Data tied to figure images
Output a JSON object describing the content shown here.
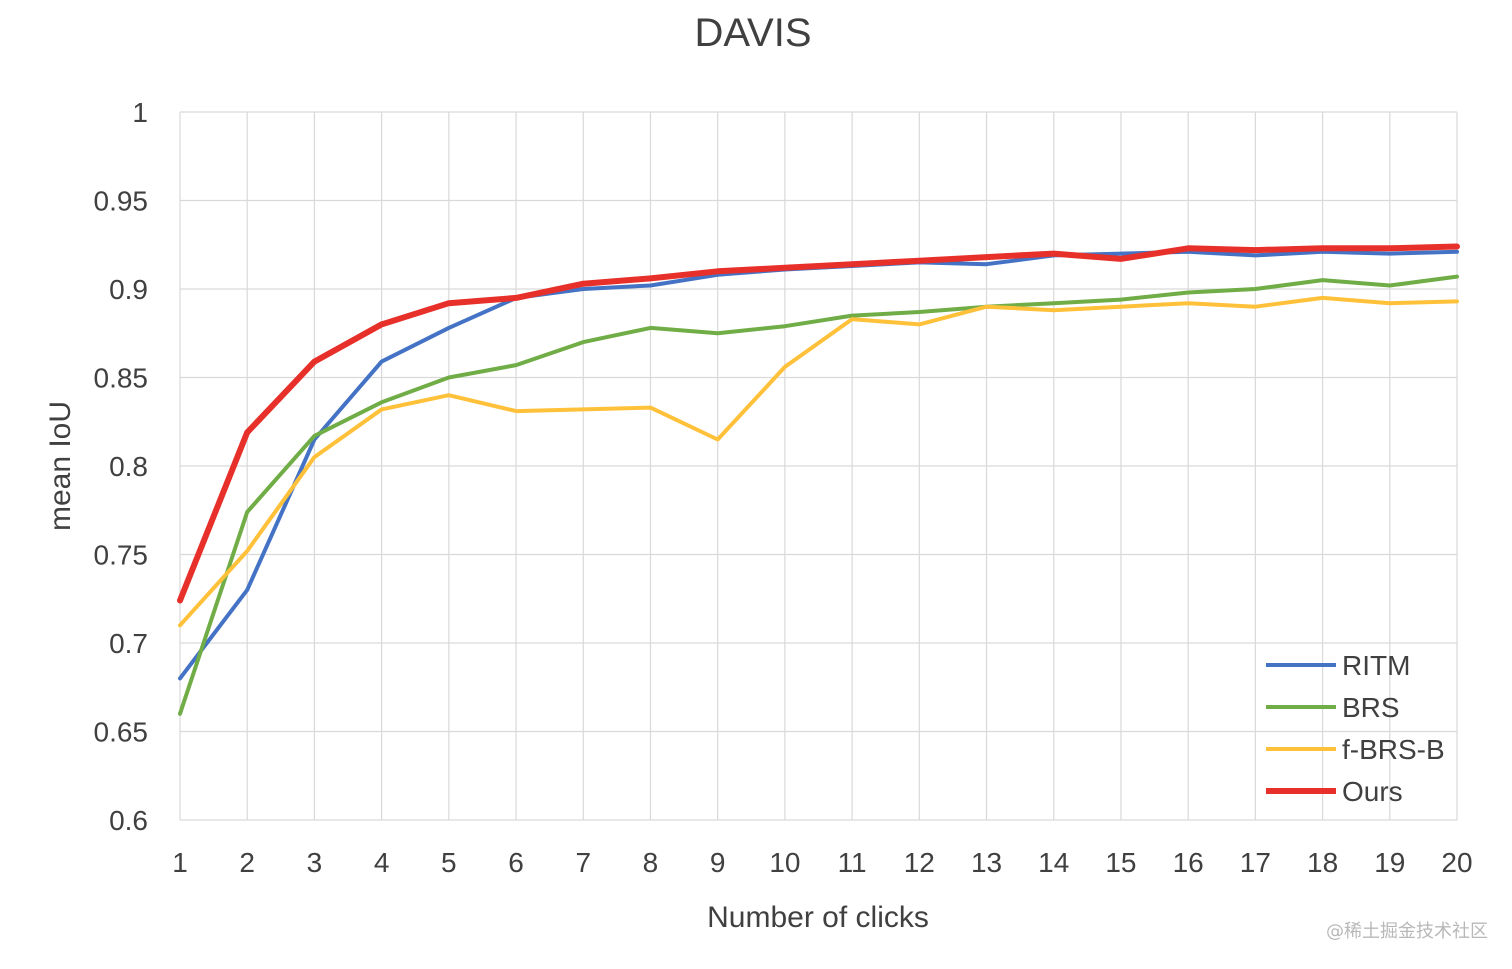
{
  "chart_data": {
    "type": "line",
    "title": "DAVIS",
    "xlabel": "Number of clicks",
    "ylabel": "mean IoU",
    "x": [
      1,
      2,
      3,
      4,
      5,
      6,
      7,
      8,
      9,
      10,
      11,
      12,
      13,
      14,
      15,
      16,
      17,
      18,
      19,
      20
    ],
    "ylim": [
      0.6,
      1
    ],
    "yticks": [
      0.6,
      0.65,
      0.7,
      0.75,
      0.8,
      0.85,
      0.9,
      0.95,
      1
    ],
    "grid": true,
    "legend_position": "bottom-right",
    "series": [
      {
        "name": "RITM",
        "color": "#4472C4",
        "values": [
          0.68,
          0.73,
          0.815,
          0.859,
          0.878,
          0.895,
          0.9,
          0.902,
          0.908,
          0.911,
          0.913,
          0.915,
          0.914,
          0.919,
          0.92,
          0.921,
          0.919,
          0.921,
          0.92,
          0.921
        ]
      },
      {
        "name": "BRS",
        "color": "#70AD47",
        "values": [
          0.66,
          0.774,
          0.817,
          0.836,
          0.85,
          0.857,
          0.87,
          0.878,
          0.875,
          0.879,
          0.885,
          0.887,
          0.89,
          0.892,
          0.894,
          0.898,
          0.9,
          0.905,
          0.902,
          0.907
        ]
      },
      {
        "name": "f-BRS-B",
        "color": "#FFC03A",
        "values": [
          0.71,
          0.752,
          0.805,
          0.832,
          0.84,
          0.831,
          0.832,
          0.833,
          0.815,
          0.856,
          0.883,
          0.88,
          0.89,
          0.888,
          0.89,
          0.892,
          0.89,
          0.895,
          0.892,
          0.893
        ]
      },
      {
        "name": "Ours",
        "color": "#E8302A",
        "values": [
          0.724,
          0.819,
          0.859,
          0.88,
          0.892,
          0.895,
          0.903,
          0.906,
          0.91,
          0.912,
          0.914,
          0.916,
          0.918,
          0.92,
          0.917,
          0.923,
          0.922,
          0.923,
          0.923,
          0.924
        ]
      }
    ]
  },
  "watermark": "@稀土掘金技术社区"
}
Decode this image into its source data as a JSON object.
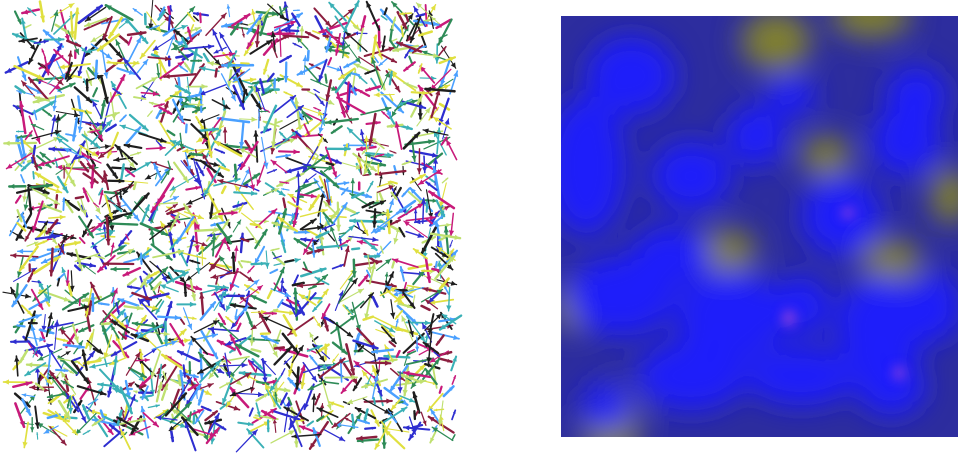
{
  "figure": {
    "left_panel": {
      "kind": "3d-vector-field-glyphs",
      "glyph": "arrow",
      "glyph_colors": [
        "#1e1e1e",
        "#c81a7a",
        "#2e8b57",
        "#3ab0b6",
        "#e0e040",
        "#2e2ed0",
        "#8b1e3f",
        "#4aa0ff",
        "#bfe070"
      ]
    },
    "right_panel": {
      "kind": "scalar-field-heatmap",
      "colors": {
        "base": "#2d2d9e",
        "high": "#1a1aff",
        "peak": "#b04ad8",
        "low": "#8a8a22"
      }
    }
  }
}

**Prompt**
Reproduce every line of the listing above in which the string "kind" appears.

**Result of this exercise**
      "kind": "3d-vector-field-glyphs",
      "kind": "scalar-field-heatmap",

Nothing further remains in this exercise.